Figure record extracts
--- begin ---
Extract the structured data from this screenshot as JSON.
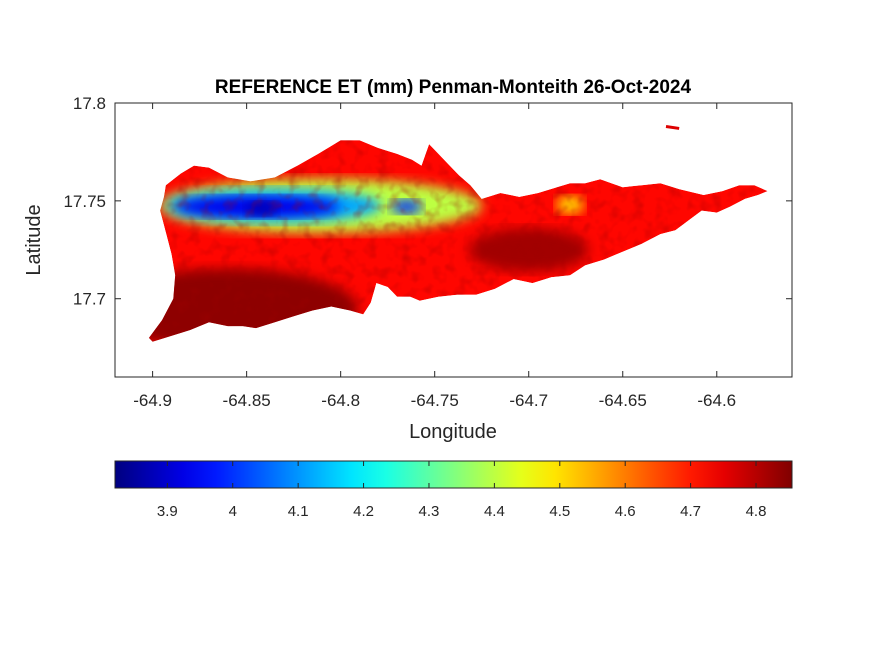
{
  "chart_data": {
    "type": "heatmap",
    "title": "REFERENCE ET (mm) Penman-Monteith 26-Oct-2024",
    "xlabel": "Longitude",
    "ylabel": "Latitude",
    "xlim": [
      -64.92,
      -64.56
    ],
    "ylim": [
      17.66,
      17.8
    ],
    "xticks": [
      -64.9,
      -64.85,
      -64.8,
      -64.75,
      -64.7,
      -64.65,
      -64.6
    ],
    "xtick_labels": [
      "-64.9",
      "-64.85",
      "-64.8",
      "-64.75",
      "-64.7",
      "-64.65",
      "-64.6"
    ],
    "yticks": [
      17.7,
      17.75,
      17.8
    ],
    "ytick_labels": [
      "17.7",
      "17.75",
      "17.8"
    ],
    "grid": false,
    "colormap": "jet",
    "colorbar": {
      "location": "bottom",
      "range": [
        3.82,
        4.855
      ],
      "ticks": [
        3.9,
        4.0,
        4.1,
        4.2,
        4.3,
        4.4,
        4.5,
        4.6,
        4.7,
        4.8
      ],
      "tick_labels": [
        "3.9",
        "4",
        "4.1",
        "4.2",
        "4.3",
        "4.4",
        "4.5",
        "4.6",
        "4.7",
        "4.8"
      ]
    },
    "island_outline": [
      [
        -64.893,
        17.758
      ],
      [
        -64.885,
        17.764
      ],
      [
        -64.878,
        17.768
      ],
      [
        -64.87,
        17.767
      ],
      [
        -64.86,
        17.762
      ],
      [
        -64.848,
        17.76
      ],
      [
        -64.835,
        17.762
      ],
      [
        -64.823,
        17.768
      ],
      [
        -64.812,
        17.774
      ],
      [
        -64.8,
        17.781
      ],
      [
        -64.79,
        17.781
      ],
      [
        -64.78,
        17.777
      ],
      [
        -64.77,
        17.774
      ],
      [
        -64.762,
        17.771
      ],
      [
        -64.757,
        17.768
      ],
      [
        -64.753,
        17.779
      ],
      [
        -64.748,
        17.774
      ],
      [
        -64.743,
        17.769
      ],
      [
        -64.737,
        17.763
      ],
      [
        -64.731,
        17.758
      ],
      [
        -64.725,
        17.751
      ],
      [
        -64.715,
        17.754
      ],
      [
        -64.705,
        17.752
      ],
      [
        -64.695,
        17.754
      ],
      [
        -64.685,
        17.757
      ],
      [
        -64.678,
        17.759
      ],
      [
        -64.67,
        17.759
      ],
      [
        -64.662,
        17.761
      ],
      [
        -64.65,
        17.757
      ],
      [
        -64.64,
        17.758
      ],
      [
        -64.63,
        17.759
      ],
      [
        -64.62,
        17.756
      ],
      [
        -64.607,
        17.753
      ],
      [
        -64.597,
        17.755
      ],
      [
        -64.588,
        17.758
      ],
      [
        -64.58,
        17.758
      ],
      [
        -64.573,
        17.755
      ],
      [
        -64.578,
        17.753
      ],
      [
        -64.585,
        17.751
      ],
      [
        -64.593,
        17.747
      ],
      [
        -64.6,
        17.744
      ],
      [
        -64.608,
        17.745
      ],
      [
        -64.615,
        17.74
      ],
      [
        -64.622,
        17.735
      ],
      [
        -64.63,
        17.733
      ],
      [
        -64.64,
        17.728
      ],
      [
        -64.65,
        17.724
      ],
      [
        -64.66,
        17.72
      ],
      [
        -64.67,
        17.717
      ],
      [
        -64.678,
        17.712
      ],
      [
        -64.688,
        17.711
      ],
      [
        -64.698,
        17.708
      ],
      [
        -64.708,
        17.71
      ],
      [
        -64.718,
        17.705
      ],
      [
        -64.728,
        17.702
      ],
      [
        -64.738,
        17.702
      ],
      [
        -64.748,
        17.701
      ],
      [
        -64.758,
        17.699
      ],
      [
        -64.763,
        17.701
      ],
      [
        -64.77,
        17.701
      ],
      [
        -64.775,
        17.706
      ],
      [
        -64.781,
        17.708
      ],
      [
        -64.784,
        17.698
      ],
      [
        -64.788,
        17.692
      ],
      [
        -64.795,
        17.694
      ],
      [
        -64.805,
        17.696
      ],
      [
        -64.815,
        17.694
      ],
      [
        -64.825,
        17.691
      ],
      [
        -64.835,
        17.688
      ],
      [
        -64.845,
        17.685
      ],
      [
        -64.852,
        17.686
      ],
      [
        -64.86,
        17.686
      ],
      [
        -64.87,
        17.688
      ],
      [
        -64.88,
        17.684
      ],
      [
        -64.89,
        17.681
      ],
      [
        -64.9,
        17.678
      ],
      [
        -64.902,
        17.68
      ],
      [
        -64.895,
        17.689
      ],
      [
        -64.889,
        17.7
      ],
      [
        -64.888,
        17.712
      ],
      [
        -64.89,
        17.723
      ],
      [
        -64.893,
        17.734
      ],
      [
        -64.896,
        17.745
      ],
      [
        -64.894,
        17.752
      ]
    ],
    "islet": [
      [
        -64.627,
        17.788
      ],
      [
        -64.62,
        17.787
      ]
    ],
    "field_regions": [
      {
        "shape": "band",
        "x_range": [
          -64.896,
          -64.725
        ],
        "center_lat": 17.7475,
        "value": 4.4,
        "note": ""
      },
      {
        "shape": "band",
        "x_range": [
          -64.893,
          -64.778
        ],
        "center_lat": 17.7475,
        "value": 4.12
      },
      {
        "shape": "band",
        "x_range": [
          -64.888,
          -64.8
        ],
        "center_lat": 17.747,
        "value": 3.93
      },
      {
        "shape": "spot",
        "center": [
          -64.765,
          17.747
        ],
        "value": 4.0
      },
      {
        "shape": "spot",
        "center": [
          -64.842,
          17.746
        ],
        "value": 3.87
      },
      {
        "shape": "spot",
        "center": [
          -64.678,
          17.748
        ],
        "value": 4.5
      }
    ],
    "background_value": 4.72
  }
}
--- end ---
--- begin ---
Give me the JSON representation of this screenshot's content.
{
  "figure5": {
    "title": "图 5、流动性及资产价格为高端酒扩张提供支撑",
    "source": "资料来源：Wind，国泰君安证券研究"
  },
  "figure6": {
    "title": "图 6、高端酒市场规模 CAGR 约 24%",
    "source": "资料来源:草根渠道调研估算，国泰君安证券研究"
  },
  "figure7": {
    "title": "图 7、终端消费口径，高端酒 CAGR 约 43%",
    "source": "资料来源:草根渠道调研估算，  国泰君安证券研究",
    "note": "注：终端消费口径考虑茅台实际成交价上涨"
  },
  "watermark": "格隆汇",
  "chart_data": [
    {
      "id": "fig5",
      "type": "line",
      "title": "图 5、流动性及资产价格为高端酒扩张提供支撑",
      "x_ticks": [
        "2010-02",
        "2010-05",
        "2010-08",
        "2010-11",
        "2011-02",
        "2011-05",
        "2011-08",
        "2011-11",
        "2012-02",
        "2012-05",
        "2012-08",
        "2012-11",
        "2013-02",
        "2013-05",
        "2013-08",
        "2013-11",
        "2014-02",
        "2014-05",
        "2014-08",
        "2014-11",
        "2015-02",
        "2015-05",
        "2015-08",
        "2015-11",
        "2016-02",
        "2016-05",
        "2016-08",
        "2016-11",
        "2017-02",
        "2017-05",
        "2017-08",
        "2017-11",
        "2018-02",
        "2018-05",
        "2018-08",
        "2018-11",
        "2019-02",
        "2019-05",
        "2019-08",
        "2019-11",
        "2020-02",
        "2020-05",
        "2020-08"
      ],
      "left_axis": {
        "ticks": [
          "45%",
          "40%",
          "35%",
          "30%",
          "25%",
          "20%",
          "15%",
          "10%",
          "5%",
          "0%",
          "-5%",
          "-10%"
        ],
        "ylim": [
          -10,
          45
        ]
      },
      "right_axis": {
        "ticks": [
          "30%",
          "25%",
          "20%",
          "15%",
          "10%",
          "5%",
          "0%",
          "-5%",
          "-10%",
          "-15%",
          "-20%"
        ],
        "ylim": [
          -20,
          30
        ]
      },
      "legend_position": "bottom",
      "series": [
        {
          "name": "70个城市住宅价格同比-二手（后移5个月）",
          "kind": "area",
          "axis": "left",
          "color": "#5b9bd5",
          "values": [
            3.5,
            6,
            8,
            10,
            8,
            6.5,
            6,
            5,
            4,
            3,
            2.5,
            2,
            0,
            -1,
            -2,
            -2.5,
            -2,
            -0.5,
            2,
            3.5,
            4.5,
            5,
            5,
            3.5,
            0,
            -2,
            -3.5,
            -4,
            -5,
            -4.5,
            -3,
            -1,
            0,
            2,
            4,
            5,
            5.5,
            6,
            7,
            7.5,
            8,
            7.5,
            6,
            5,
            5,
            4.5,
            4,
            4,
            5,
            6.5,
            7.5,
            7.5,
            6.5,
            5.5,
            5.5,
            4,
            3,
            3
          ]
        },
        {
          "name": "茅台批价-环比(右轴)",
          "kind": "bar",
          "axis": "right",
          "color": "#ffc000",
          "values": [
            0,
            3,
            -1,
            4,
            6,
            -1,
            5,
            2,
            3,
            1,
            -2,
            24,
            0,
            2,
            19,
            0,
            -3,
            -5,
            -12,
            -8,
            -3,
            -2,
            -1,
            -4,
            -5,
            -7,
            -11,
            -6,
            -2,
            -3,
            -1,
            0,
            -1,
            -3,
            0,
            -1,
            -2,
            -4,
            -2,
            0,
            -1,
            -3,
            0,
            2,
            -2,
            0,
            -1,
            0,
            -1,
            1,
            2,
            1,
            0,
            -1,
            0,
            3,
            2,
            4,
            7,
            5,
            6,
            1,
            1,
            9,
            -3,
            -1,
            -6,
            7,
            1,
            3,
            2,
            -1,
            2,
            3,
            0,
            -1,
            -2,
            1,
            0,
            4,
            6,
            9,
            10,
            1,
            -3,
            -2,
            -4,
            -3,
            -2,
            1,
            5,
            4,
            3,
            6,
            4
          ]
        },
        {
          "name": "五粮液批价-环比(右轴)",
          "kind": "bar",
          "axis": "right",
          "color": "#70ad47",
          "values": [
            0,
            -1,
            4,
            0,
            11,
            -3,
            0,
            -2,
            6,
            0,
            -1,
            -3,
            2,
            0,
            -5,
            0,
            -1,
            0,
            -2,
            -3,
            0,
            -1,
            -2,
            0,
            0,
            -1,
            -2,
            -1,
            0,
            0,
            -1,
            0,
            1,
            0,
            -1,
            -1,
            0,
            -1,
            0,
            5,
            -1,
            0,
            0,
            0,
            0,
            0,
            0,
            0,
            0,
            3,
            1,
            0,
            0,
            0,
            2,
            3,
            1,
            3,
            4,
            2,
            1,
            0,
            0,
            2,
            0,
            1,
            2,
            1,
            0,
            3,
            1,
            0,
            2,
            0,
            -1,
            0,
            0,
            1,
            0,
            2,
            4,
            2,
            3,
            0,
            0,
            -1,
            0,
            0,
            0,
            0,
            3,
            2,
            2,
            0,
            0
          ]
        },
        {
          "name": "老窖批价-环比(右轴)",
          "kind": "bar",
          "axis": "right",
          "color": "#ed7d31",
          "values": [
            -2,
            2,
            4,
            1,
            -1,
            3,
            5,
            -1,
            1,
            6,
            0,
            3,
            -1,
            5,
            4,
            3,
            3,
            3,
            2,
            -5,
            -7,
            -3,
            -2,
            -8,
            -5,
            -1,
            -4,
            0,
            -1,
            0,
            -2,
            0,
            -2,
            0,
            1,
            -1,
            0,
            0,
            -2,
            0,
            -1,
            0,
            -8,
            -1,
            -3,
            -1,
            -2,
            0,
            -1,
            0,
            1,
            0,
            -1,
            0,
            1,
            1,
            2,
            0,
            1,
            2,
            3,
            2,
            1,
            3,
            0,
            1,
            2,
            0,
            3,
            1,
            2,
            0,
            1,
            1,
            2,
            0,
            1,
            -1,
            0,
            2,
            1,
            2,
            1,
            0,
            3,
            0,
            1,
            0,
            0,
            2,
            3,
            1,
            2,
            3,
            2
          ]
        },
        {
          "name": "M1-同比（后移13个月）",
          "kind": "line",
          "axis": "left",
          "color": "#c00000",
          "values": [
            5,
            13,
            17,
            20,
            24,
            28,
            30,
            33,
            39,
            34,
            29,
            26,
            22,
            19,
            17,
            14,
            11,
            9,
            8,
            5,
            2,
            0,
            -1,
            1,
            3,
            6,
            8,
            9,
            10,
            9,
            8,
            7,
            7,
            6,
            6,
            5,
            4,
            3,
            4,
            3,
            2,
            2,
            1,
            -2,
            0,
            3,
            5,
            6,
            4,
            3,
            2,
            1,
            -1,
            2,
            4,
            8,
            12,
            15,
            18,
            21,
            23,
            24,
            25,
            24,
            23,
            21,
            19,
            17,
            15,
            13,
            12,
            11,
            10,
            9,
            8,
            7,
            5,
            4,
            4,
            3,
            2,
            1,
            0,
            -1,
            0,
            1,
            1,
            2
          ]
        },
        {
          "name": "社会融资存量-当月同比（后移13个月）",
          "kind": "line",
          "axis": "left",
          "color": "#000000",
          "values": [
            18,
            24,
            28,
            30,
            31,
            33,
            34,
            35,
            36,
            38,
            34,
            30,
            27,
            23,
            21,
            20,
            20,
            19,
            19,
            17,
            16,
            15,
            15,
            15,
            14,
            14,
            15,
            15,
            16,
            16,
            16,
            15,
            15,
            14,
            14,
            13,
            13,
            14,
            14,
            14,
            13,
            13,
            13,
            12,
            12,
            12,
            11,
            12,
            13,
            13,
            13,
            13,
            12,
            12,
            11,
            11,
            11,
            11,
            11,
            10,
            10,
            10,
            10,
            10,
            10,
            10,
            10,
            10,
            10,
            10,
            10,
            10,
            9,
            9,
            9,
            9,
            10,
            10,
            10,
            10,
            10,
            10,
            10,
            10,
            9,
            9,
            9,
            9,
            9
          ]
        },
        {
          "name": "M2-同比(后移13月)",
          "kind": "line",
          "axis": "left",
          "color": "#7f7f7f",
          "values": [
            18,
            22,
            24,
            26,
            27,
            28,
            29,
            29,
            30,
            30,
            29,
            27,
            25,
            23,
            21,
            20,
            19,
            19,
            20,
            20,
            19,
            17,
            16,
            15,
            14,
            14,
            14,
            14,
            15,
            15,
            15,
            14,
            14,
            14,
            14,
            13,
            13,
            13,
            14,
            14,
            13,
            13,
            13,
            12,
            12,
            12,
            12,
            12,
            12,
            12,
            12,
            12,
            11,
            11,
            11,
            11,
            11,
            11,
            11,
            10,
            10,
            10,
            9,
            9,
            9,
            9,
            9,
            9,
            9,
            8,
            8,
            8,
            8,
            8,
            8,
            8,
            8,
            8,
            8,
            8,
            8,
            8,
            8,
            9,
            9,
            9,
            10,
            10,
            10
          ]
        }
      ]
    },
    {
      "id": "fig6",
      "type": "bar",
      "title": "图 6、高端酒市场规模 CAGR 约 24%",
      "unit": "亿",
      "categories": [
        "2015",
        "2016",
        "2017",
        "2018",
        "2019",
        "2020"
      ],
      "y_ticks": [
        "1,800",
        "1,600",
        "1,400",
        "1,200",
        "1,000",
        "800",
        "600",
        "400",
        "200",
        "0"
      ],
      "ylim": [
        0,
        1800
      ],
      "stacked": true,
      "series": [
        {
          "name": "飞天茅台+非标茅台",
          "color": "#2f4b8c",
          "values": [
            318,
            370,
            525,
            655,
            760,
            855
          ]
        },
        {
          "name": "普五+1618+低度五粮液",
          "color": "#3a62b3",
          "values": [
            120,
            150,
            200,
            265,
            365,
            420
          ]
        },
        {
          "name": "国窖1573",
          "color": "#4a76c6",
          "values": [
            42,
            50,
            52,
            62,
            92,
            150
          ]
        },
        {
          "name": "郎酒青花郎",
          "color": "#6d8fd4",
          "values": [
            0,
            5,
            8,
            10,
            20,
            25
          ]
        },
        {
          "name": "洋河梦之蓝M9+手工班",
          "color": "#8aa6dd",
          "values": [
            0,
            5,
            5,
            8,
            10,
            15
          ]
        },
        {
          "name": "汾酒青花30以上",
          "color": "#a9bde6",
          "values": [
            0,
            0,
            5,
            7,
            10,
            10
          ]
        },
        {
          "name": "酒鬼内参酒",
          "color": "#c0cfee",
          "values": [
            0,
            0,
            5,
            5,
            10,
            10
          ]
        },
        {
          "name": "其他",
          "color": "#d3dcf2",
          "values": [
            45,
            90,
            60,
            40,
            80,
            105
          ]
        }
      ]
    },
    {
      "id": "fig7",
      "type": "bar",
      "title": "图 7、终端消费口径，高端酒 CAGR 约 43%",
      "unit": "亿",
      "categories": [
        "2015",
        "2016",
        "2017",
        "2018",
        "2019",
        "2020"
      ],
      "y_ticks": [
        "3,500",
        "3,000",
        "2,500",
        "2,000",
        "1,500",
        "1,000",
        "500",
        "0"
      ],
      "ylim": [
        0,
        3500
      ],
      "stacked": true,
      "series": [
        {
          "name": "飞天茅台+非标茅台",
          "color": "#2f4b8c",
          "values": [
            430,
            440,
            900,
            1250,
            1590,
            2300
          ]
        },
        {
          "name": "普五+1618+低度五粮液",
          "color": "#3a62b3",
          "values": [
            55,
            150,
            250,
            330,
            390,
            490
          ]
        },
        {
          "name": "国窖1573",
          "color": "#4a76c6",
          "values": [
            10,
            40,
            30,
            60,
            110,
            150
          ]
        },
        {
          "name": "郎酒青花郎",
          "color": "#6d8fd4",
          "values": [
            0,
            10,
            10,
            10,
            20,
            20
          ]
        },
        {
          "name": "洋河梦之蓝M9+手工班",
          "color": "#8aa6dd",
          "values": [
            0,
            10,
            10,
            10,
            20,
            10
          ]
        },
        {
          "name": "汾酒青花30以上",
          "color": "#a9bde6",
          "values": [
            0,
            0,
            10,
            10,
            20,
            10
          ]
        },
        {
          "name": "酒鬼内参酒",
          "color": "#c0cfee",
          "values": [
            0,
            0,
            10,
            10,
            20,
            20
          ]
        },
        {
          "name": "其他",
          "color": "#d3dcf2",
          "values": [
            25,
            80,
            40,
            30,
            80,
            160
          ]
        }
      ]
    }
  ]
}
--- end ---
**Directive:** In the material above, find each line that contains the word "草根渠道调研估算", and select it.

**The result:**
    "source": "资料来源:草根渠道调研估算，国泰君安证券研究"
    "source": "资料来源:草根渠道调研估算，  国泰君安证券研究",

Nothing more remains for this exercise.